* _Excerpt_:
========================================

KWJJ-FM (99.5 MHz) is a commercial radio station in Portland, Oregon.  It is owned by Audacy, Inc. and airs a country music and southern rock radio format.  The studio is on SW Bancroft Street, near downtown Portland. The station transmitter is atop Portland's West Hills, off SW Fairmount Court.

History

Beautiful music KJIB
The station signed on the air on September 16, 1968, as KJIB.  It was a stand-alone FM station, not attached to an AM station.  KJIB was owned by Contemporary FM, Inc., with Bernard D. Seitz serving as owner and general manager.  It aired a beautiful music format featuring mostly instrumental cover versions of popular songs along with Broadway and Hollywood showtunes.  The call sign referred to "jib," a sail used on sail boats.

In 1974, KJIB was acquired by Park Communications, which owned other easy listening stations around the country.  A year earlier, Park bought KWJJ (AM 1080), a longtime Portland country music station.  For the first years of Park ownership, KJIB remained easy listening and KWJJ remained country.

Switch to country
In the late 1970s, Park moved KJIB from mainstream easy listening to a new format known as "Beautiful Country."  The sound was soft, but used instrumental cover versions of country songs, rather than pop songs.

========================================

* _Raw data_:
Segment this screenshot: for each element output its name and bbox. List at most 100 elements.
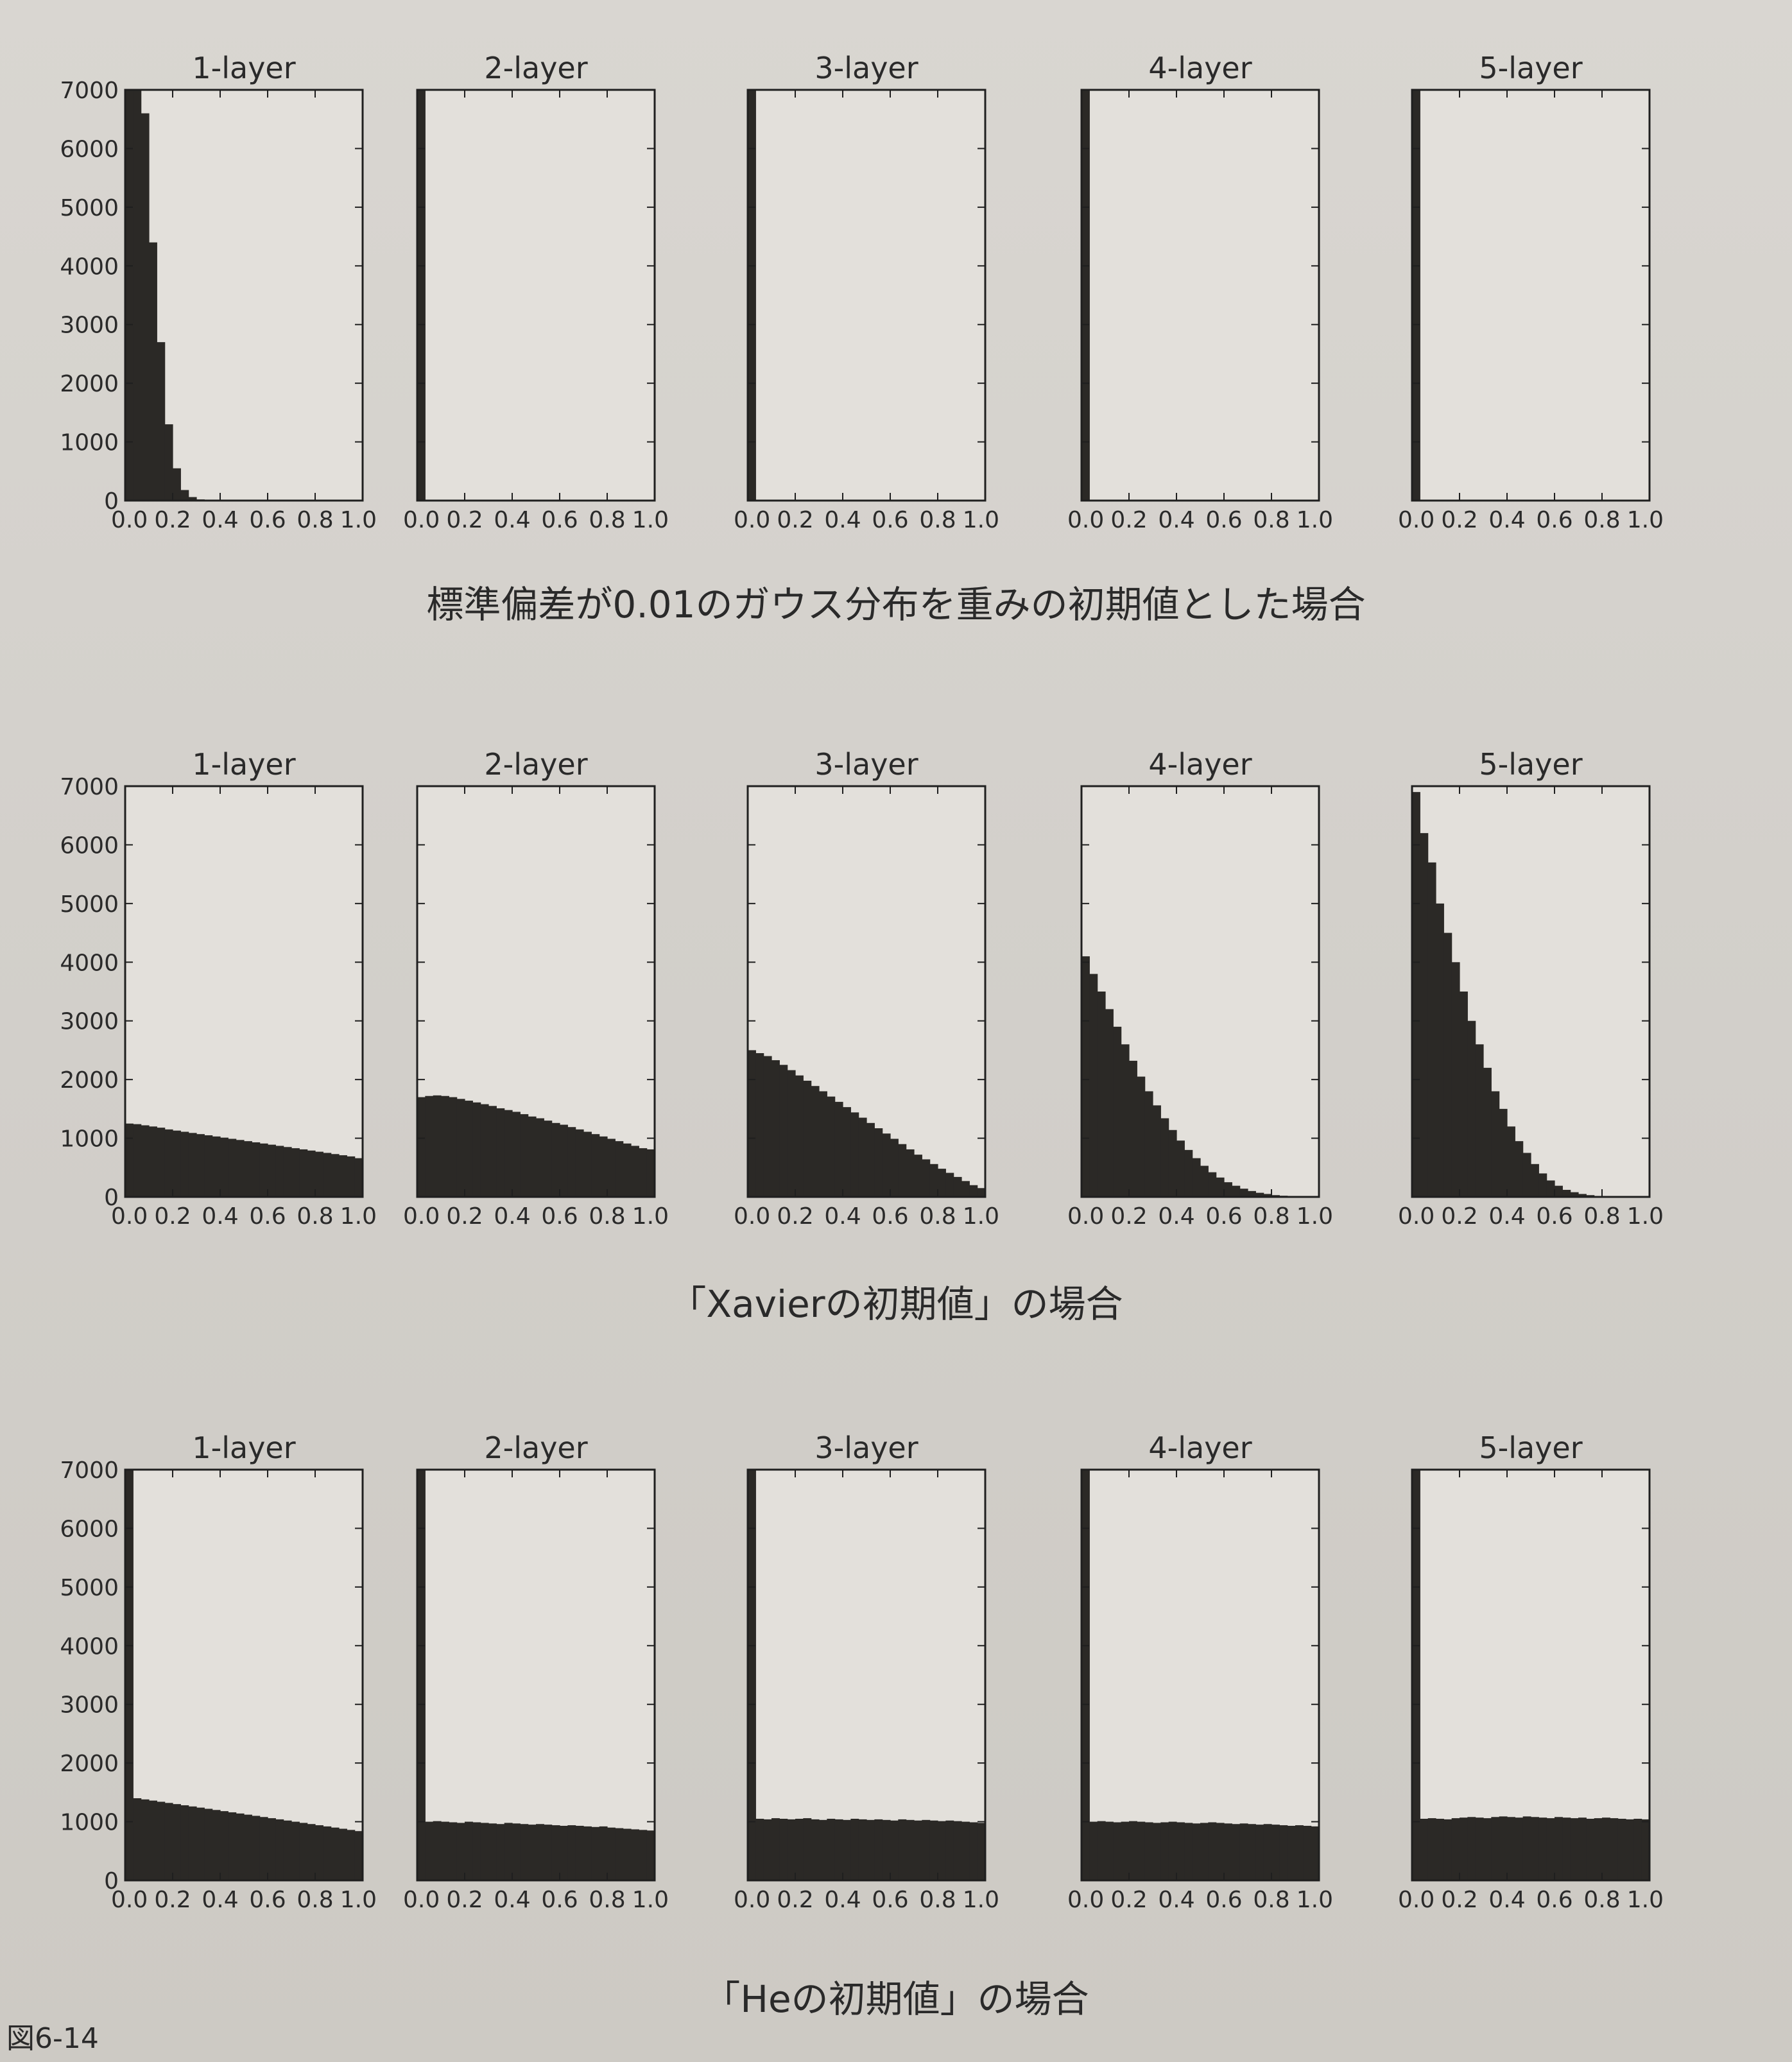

========================================

* _What you are asked to do_: Print the passage on the KWJJ-FM station between "KWJJ-FM (99.5 MHz)" and "on sail boats.", inclusive. The listing plays no part in this work.

* _Finished answer_:
KWJJ-FM (99.5 MHz) is a commercial radio station in Portland, Oregon.  It is owned by Audacy, Inc. and airs a country music and southern rock radio format.  The studio is on SW Bancroft Street, near downtown Portland. The station transmitter is atop Portland's West Hills, off SW Fairmount Court.

History

Beautiful music KJIB
The station signed on the air on September 16, 1968, as KJIB.  It was a stand-alone FM station, not attached to an AM station.  KJIB was owned by Contemporary FM, Inc., with Bernard D. Seitz serving as owner and general manager.  It aired a beautiful music format featuring mostly instrumental cover versions of popular songs along with Broadway and Hollywood showtunes.  The call sign referred to "jib," a sail used on sail boats.